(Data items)
━━━━━━━━━━━━━━━━━━━━

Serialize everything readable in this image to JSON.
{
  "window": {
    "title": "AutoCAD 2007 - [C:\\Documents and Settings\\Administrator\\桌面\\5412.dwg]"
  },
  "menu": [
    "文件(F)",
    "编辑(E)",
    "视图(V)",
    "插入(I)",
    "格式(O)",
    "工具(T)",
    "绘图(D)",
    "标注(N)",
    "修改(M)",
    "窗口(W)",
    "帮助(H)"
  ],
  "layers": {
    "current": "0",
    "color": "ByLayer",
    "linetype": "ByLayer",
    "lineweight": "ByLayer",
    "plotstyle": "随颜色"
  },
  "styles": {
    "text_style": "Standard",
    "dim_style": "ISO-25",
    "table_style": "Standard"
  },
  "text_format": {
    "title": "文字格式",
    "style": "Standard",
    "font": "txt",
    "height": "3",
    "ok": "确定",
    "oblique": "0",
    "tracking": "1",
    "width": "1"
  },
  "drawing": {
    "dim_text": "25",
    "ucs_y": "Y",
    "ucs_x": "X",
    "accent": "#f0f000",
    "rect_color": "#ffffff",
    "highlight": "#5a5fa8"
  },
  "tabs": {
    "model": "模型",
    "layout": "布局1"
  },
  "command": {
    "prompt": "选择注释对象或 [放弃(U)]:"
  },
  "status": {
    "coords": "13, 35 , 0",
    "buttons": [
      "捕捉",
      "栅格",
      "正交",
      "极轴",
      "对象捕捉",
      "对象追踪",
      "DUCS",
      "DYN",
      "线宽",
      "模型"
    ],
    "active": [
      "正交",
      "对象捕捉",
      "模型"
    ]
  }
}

━━━━━━━━━━━━━━━━━━━━

▸ AIM
Nothing should be changed: write out all of the data as is.

▸ EXPECTED ANSWER
Serialize everything readable in this image to JSON.
{
  "window": {
    "title": "AutoCAD 2007 - [C:\\Documents and Settings\\Administrator\\桌面\\5412.dwg]"
  },
  "menu": [
    "文件(F)",
    "编辑(E)",
    "视图(V)",
    "插入(I)",
    "格式(O)",
    "工具(T)",
    "绘图(D)",
    "标注(N)",
    "修改(M)",
    "窗口(W)",
    "帮助(H)"
  ],
  "layers": {
    "current": "0",
    "color": "ByLayer",
    "linetype": "ByLayer",
    "lineweight": "ByLayer",
    "plotstyle": "随颜色"
  },
  "styles": {
    "text_style": "Standard",
    "dim_style": "ISO-25",
    "table_style": "Standard"
  },
  "text_format": {
    "title": "文字格式",
    "style": "Standard",
    "font": "txt",
    "height": "3",
    "ok": "确定",
    "oblique": "0",
    "tracking": "1",
    "width": "1"
  },
  "drawing": {
    "dim_text": "25",
    "ucs_y": "Y",
    "ucs_x": "X",
    "accent": "#f0f000",
    "rect_color": "#ffffff",
    "highlight": "#5a5fa8"
  },
  "tabs": {
    "model": "模型",
    "layout": "布局1"
  },
  "command": {
    "prompt": "选择注释对象或 [放弃(U)]:"
  },
  "status": {
    "coords": "13, 35 , 0",
    "buttons": [
      "捕捉",
      "栅格",
      "正交",
      "极轴",
      "对象捕捉",
      "对象追踪",
      "DUCS",
      "DYN",
      "线宽",
      "模型"
    ],
    "active": [
      "正交",
      "对象捕捉",
      "模型"
    ]
  }
}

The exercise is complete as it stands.